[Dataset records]
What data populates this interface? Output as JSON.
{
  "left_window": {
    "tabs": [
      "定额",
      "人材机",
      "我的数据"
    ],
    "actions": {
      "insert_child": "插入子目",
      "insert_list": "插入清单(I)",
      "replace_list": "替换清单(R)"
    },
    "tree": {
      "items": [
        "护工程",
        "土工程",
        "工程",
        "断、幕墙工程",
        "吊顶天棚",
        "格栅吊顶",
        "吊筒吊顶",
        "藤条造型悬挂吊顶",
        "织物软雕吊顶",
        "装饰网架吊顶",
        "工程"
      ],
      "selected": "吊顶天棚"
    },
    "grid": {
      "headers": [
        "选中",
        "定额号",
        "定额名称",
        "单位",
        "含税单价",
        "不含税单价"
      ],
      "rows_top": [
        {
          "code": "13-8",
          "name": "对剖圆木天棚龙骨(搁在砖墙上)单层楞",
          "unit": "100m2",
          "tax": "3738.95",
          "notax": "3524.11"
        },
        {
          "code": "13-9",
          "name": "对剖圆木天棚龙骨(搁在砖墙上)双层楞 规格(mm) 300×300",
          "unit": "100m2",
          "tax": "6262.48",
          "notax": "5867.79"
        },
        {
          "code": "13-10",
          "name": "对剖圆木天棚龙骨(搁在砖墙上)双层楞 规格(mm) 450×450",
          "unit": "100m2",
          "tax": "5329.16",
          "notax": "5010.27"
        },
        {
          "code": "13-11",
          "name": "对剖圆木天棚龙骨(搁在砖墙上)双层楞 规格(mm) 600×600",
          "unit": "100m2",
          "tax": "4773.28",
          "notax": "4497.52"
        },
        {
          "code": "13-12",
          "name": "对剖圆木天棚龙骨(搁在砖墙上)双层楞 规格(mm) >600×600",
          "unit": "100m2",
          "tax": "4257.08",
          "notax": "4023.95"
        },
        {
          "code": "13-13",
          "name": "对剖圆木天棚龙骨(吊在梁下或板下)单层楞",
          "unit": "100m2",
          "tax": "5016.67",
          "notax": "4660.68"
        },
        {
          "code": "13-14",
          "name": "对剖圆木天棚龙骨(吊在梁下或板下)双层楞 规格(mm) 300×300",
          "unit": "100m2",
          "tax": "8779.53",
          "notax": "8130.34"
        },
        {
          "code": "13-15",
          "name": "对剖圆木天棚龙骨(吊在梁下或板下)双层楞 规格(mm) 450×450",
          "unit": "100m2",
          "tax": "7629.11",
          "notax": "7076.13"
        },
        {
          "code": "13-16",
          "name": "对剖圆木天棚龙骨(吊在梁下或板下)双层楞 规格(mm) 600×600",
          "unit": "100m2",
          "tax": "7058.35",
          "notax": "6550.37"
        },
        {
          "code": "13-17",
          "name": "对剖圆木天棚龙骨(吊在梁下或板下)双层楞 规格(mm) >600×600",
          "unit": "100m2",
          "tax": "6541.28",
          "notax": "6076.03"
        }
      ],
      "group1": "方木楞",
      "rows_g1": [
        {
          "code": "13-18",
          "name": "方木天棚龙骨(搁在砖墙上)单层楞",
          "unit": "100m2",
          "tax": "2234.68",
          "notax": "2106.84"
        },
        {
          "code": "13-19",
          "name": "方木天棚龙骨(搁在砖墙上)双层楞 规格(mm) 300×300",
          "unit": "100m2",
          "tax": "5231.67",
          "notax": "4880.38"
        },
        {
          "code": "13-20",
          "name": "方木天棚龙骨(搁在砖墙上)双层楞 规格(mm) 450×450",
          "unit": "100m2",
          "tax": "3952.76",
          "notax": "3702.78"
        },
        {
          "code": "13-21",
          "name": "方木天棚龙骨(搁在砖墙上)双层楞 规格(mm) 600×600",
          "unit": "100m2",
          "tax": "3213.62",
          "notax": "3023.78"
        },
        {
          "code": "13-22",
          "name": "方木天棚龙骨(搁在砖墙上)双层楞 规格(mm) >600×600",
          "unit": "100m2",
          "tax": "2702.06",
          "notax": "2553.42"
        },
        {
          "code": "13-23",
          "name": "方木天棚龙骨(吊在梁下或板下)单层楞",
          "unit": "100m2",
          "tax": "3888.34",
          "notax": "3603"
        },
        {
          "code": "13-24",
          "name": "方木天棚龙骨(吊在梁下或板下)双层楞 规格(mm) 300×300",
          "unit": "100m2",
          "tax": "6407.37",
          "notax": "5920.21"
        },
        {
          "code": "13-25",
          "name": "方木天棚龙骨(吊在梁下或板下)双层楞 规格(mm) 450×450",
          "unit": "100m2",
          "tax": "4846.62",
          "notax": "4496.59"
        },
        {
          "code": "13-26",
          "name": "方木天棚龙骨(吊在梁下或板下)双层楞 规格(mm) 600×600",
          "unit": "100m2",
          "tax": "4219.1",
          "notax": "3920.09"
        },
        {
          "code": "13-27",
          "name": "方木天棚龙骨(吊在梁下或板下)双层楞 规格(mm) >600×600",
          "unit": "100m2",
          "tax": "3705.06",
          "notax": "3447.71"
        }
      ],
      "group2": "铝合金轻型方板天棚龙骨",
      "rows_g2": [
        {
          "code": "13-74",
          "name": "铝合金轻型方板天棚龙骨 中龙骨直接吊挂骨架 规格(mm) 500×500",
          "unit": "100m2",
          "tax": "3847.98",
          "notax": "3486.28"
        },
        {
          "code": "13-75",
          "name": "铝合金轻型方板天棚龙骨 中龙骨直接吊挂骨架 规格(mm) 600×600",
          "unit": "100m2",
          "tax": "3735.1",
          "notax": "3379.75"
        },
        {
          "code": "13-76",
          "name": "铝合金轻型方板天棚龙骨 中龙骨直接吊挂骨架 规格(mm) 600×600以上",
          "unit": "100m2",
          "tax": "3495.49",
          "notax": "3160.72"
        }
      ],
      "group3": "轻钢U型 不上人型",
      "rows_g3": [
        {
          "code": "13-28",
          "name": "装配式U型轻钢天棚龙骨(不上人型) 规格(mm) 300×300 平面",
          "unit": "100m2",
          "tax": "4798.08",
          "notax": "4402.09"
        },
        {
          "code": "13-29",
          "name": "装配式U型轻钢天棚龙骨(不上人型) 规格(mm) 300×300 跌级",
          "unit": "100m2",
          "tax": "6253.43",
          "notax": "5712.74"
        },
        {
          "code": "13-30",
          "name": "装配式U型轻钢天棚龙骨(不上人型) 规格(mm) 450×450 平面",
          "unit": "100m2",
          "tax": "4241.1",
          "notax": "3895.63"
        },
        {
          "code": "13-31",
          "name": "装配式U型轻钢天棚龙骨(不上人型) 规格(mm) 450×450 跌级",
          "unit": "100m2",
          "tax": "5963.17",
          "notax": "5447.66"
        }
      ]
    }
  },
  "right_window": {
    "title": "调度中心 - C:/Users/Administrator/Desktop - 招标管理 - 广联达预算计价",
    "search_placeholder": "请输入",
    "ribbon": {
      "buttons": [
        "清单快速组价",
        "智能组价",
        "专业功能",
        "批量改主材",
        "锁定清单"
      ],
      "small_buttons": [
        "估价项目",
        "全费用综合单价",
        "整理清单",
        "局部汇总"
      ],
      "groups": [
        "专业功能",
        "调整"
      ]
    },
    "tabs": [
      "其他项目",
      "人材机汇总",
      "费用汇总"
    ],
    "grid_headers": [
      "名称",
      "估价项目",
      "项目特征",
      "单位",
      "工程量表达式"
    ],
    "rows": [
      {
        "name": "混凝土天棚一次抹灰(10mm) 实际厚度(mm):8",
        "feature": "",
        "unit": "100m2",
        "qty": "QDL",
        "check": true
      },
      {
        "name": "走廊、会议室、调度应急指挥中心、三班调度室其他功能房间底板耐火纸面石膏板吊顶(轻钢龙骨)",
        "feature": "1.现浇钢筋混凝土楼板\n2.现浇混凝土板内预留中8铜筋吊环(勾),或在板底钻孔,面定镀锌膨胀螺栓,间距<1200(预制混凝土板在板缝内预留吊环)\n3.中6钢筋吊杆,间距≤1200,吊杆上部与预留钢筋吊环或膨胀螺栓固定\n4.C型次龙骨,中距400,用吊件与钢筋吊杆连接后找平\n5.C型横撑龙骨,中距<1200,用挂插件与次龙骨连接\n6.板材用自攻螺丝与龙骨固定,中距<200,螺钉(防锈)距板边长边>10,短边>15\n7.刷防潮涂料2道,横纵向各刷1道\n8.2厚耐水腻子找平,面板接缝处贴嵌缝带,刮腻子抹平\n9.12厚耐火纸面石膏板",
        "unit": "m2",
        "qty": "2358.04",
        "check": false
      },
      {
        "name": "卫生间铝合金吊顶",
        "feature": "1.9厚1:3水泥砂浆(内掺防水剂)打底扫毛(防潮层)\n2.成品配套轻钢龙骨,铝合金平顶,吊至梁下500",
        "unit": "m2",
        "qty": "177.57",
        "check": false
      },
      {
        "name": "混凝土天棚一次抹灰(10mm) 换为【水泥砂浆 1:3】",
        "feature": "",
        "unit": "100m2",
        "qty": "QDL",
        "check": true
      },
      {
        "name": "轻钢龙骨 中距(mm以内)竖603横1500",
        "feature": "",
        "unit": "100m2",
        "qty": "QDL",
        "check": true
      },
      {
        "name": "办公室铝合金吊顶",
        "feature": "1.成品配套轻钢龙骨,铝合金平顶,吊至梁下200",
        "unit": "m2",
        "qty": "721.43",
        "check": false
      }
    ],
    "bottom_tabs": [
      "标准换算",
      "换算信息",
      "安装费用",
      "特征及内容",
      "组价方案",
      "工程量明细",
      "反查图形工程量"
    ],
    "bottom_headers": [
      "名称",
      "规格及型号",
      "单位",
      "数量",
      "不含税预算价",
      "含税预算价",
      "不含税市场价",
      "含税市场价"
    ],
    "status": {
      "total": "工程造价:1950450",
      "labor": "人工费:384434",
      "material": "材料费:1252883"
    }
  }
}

#### Exercise task:
Count each line above in which the string "中龙骨直接吊挂骨架" appears, then state only the total.

#### Full response:
3